• [Aim of the exercise]: Take every line from the listing below that includes "label" and copy it.

• [Supplied records]:
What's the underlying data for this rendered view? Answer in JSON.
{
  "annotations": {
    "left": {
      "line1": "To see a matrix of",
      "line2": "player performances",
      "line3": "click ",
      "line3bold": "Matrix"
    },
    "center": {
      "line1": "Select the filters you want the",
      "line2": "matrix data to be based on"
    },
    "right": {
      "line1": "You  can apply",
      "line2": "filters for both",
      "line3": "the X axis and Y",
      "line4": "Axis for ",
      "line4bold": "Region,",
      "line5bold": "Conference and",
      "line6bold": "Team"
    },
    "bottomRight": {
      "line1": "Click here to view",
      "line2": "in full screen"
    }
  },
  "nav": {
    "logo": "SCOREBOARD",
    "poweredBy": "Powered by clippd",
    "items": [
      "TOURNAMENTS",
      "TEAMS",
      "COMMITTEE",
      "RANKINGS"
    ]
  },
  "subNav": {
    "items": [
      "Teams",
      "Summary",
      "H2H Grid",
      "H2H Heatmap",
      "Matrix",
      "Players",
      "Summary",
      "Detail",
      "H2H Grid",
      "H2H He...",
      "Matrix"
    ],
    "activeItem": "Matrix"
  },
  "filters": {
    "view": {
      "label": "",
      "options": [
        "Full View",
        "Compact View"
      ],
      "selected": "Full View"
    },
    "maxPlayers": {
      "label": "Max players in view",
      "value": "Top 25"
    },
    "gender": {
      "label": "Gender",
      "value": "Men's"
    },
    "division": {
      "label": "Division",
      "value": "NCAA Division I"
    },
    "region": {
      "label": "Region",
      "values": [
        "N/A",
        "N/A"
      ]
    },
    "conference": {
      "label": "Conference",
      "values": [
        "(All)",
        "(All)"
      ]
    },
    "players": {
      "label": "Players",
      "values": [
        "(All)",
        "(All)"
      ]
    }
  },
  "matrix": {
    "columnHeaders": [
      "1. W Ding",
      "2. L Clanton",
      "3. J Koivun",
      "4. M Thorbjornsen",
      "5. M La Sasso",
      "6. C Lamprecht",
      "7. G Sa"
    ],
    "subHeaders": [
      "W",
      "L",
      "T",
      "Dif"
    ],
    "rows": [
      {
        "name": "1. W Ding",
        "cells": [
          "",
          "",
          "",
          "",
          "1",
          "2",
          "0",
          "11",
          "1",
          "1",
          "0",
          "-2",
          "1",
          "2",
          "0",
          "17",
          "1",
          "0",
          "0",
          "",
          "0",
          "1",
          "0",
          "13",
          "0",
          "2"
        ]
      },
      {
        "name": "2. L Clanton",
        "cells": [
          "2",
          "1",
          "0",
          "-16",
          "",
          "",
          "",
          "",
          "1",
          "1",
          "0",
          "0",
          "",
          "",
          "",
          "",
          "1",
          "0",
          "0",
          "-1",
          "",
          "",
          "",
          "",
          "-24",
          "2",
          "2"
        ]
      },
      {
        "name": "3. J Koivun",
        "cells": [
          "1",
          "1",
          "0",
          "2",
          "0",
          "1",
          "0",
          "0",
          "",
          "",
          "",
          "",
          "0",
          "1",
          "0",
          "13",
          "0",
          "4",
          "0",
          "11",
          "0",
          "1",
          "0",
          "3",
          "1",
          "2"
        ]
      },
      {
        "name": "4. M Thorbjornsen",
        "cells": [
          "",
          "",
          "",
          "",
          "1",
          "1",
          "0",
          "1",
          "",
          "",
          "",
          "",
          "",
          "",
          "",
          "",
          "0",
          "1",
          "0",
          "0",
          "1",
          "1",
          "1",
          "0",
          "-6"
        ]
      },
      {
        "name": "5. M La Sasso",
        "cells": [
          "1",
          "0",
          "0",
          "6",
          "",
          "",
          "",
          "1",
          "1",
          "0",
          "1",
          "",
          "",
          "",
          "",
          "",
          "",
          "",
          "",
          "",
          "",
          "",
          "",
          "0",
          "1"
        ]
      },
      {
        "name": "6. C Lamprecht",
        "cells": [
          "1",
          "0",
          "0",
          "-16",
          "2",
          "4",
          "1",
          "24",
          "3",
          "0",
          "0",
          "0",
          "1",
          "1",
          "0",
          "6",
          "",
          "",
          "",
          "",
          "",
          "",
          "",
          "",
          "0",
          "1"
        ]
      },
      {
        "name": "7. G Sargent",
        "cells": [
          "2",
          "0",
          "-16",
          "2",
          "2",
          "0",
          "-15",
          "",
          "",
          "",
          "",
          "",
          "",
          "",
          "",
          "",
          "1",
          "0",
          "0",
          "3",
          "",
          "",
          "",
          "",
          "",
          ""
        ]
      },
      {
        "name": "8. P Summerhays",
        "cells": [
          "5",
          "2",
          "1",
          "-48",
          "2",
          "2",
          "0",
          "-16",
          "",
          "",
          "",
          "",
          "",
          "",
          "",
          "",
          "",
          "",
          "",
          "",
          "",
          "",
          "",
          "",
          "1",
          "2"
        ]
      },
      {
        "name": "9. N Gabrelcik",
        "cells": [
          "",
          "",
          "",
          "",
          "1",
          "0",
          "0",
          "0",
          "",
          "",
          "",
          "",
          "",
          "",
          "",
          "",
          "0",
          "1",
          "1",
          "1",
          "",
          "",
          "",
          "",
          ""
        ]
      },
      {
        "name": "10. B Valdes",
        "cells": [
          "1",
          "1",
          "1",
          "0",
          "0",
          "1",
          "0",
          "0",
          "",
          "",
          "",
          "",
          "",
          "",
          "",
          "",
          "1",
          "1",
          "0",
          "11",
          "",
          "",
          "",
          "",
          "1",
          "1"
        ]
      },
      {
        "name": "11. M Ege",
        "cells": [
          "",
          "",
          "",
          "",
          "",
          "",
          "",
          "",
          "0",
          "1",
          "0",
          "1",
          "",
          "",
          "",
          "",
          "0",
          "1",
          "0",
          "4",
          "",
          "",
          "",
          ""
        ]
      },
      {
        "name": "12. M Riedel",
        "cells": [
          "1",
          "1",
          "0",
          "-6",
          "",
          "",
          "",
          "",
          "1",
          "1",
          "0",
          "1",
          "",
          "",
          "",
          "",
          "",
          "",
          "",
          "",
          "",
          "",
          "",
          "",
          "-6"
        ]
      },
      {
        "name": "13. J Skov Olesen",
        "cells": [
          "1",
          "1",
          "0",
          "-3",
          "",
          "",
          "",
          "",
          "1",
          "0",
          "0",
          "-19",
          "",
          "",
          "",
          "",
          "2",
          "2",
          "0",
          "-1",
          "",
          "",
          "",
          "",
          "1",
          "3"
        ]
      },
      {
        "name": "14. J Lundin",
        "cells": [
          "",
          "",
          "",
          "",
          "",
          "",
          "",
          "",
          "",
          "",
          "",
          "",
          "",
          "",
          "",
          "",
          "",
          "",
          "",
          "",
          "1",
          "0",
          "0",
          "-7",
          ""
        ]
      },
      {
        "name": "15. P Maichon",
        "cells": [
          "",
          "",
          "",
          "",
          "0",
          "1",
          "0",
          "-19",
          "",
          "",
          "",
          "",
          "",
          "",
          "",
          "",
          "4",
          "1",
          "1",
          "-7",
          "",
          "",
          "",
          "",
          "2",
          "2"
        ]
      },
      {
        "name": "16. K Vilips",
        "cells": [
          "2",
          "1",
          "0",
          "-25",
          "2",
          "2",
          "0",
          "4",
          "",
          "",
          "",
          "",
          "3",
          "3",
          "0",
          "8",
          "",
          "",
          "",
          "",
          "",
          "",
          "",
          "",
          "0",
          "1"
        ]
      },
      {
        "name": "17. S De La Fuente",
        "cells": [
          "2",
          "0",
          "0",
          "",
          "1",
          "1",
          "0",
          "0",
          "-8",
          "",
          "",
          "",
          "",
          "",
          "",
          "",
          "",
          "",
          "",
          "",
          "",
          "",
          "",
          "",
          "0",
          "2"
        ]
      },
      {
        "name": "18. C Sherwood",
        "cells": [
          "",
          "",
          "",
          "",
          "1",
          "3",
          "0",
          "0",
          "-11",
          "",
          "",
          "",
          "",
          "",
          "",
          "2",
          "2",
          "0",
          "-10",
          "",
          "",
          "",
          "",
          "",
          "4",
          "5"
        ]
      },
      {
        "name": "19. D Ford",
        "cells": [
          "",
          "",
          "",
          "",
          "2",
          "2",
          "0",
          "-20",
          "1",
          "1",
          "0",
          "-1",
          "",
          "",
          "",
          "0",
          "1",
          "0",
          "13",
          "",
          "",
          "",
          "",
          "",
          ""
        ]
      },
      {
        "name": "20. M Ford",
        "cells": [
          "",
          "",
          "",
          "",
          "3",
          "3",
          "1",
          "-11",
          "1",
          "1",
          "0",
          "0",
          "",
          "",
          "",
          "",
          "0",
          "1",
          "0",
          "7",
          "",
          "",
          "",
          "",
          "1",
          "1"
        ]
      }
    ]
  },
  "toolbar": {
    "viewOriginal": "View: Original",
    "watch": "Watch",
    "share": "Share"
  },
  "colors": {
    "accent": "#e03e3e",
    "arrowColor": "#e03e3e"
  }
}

• [The output]:
      "label": "",
      "label": "Max players in view",
      "label": "Gender",
      "label": "Division",
      "label": "Region",
      "label": "Conference",
      "label": "Players",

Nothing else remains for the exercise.